__Problem statement__: Which lines in the material below contain the word "xlabel"? Copy each of them.
-- -- --
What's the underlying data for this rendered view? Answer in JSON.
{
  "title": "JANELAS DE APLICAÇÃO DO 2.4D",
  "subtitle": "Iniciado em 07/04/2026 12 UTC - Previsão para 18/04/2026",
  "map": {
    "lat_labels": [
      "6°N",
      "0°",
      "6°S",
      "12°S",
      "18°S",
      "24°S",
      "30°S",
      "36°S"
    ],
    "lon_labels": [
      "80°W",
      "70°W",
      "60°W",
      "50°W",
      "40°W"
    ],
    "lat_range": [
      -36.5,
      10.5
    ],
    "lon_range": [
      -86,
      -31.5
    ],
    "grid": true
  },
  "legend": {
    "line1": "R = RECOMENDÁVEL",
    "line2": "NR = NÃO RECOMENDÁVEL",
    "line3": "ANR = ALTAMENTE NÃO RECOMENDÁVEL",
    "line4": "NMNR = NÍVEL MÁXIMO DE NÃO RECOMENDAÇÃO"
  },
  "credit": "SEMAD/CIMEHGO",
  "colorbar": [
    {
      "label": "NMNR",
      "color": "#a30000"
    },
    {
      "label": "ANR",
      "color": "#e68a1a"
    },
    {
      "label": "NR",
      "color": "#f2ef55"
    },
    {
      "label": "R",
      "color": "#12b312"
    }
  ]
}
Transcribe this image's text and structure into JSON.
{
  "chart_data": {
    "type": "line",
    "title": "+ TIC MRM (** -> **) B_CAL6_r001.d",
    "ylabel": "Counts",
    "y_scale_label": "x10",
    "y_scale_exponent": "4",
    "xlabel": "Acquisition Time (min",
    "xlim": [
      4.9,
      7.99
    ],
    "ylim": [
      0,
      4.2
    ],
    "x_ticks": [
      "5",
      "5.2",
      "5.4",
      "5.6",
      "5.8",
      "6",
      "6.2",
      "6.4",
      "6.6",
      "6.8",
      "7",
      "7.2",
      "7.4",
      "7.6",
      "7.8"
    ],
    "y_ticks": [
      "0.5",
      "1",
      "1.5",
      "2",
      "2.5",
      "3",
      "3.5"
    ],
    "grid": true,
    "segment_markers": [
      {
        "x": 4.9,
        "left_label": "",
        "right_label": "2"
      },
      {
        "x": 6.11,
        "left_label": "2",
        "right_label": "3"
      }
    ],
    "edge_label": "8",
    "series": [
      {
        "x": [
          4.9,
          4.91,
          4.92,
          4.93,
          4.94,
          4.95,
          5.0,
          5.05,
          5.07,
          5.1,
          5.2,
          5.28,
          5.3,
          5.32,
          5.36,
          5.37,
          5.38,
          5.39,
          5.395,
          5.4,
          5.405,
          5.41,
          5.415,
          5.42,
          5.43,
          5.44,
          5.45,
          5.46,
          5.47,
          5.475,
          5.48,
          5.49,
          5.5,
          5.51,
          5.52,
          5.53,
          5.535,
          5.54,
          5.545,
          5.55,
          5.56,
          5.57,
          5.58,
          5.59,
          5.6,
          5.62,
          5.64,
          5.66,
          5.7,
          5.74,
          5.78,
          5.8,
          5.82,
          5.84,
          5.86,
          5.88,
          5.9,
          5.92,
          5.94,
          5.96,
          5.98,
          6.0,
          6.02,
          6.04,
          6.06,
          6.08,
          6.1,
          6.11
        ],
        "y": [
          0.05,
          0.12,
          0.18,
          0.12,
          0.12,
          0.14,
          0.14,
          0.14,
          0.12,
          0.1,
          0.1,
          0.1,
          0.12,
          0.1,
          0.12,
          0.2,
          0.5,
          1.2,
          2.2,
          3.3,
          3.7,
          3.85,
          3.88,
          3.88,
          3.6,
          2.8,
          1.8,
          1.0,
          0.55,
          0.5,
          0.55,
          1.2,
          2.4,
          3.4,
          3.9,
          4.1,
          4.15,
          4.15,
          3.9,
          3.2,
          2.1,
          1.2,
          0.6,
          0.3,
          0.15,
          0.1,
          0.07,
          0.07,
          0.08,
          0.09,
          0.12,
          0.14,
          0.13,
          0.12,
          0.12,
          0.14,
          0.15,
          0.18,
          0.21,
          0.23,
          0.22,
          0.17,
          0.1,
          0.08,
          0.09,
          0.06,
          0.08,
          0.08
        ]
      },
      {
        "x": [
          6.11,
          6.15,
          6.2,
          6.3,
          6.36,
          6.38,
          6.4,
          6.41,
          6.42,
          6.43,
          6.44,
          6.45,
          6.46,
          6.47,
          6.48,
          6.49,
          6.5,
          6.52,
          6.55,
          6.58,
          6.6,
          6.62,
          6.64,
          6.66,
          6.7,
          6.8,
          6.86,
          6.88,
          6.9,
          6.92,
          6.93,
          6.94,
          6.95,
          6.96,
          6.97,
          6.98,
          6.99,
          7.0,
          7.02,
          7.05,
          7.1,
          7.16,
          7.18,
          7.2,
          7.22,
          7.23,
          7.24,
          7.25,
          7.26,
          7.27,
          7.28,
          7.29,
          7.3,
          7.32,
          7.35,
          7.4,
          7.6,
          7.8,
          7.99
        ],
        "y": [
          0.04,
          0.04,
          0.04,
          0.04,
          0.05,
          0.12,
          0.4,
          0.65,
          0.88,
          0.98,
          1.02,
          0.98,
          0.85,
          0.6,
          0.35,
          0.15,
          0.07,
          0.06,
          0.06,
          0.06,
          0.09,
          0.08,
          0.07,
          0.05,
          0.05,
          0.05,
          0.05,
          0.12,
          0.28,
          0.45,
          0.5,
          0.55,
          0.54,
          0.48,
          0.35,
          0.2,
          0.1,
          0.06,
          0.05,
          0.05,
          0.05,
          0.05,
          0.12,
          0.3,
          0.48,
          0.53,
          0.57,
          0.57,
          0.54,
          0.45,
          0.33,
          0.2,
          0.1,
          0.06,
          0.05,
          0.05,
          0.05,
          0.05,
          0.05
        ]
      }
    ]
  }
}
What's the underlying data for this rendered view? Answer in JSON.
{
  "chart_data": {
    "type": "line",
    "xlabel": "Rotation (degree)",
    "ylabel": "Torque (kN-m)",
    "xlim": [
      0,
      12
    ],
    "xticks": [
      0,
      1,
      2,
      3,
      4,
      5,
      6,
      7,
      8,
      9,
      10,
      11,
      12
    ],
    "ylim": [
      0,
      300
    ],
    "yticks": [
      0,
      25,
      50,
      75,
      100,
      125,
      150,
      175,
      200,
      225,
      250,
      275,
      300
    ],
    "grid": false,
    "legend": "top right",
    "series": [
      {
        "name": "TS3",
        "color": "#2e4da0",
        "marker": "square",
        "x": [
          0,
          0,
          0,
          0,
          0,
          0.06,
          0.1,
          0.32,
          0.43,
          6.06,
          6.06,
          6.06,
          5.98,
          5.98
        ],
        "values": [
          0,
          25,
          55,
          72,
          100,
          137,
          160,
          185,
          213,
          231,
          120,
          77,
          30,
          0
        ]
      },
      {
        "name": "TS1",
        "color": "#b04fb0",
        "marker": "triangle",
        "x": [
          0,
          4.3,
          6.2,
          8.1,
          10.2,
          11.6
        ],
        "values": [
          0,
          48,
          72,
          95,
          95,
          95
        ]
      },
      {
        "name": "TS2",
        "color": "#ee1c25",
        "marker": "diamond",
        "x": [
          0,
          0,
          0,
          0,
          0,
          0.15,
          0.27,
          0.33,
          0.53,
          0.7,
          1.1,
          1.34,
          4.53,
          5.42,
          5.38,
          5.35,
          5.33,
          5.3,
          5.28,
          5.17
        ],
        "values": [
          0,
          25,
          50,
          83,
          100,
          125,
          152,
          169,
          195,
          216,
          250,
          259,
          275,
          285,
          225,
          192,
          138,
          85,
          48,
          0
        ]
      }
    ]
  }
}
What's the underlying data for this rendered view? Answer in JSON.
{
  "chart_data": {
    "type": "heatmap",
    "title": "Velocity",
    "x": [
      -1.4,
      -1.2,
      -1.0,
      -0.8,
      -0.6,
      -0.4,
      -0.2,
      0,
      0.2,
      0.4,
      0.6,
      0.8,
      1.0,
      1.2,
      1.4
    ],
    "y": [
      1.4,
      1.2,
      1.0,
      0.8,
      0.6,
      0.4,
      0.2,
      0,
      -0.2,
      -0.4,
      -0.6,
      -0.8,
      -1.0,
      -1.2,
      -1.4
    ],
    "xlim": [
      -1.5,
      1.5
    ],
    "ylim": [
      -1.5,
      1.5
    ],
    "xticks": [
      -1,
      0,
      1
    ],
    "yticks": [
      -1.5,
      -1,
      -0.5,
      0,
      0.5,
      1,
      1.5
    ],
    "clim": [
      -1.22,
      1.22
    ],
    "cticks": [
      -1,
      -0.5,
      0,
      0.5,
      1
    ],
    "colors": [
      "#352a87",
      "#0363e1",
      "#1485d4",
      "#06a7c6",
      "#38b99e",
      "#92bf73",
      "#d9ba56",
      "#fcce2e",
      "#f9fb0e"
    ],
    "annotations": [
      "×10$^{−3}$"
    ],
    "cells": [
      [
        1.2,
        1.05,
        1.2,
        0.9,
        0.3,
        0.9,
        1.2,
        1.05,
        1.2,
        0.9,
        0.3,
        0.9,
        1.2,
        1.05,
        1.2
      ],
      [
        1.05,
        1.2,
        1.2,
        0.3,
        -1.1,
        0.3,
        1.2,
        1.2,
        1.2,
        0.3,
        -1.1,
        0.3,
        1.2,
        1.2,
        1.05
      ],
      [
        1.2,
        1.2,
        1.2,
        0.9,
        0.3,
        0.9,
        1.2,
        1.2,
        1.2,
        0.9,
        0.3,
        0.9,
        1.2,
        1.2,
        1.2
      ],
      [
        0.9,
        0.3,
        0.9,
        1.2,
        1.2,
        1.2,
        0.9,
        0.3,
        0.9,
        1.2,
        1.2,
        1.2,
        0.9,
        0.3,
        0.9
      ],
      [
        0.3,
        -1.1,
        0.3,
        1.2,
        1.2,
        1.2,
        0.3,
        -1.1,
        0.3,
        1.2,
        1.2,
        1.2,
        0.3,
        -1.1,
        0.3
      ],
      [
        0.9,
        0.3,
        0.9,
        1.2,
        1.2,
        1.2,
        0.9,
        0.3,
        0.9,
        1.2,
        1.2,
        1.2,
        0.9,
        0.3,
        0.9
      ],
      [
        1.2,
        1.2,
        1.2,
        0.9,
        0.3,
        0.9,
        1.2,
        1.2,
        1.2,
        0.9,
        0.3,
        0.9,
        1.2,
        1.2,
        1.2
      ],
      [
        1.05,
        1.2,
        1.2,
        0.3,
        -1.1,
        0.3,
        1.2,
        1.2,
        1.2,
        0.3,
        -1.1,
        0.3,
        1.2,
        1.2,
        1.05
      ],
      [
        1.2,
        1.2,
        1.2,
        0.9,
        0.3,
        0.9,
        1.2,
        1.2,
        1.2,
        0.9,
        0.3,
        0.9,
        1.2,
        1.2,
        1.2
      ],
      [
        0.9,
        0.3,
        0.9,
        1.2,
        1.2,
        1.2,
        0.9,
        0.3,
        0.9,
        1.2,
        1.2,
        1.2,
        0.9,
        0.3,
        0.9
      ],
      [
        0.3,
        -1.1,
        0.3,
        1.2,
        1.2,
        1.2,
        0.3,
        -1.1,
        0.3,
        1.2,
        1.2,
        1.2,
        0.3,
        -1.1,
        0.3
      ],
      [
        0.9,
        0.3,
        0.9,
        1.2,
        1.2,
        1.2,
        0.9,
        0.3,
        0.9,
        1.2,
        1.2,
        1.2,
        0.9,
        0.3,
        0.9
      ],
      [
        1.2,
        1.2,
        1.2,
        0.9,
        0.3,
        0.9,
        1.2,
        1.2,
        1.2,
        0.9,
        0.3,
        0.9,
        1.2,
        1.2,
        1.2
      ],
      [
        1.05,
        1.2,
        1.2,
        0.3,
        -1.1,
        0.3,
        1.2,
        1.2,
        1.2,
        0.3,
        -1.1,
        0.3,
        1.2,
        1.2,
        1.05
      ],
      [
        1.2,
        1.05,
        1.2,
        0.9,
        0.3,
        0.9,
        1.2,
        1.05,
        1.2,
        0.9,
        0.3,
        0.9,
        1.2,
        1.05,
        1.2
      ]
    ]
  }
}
-- -- --
__Exercise result__:
    "xlabel": "Acquisition Time (min",
    "xlabel": "Rotation (degree)",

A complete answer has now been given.